◆ Working data ◆
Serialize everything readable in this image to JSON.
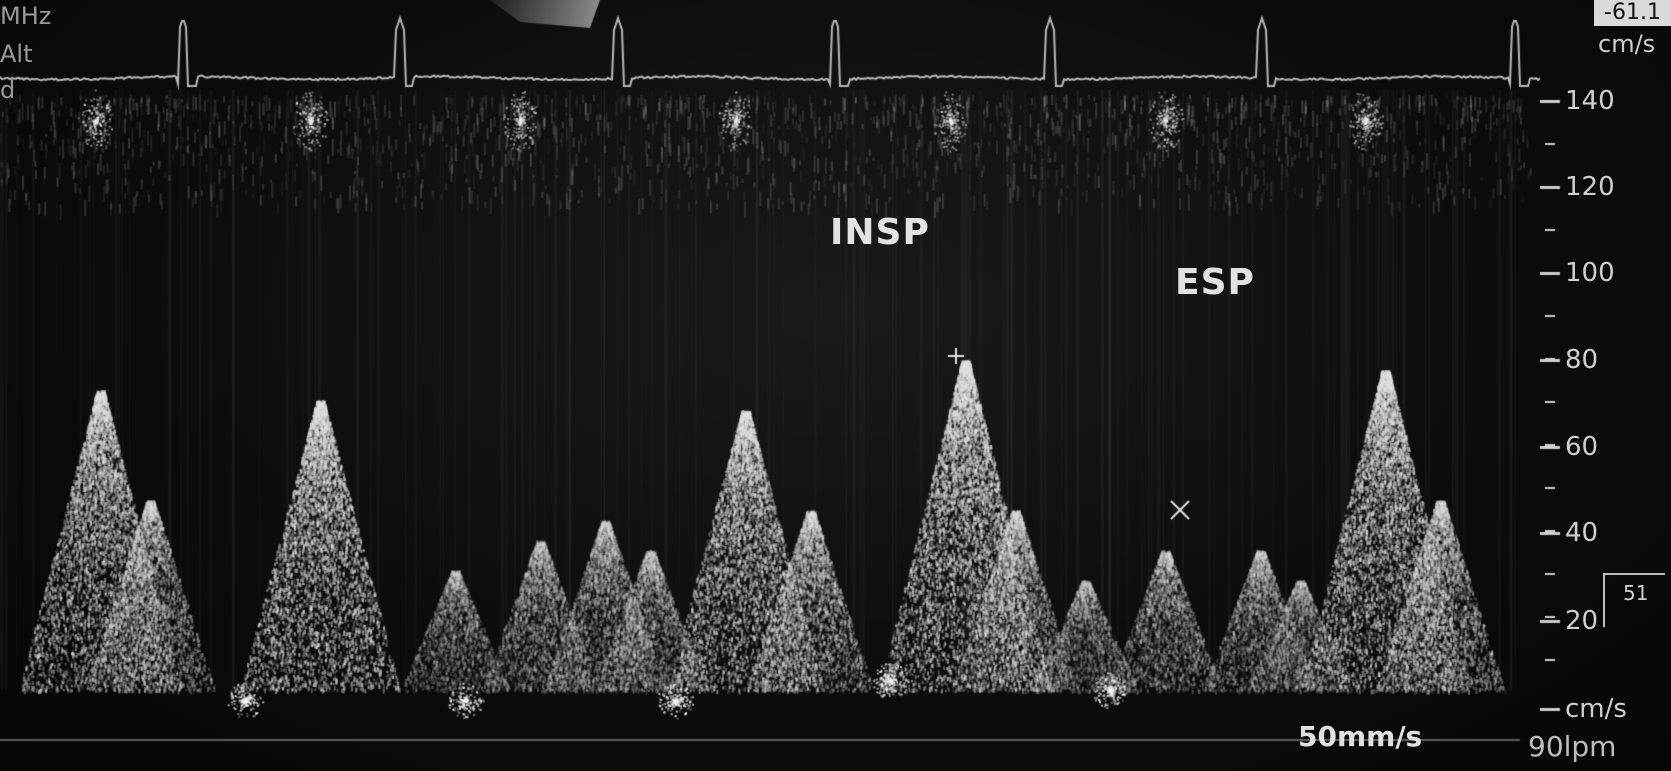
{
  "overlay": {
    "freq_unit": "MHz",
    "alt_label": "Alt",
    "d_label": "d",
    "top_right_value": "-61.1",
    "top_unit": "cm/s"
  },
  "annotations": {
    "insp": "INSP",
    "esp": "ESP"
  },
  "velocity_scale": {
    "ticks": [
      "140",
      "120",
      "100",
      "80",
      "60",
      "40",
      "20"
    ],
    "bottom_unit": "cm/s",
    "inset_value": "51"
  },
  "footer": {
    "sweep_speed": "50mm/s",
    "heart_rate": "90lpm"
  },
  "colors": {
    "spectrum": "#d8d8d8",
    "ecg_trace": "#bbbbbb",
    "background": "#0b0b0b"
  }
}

◆ What this task involves ◆
Word for word, quote the lines above. Omit the pictures.

◆ Task solution ◆
Serialize everything readable in this image to JSON.
{
  "overlay": {
    "freq_unit": "MHz",
    "alt_label": "Alt",
    "d_label": "d",
    "top_right_value": "-61.1",
    "top_unit": "cm/s"
  },
  "annotations": {
    "insp": "INSP",
    "esp": "ESP"
  },
  "velocity_scale": {
    "ticks": [
      "140",
      "120",
      "100",
      "80",
      "60",
      "40",
      "20"
    ],
    "bottom_unit": "cm/s",
    "inset_value": "51"
  },
  "footer": {
    "sweep_speed": "50mm/s",
    "heart_rate": "90lpm"
  },
  "colors": {
    "spectrum": "#d8d8d8",
    "ecg_trace": "#bbbbbb",
    "background": "#0b0b0b"
  }
}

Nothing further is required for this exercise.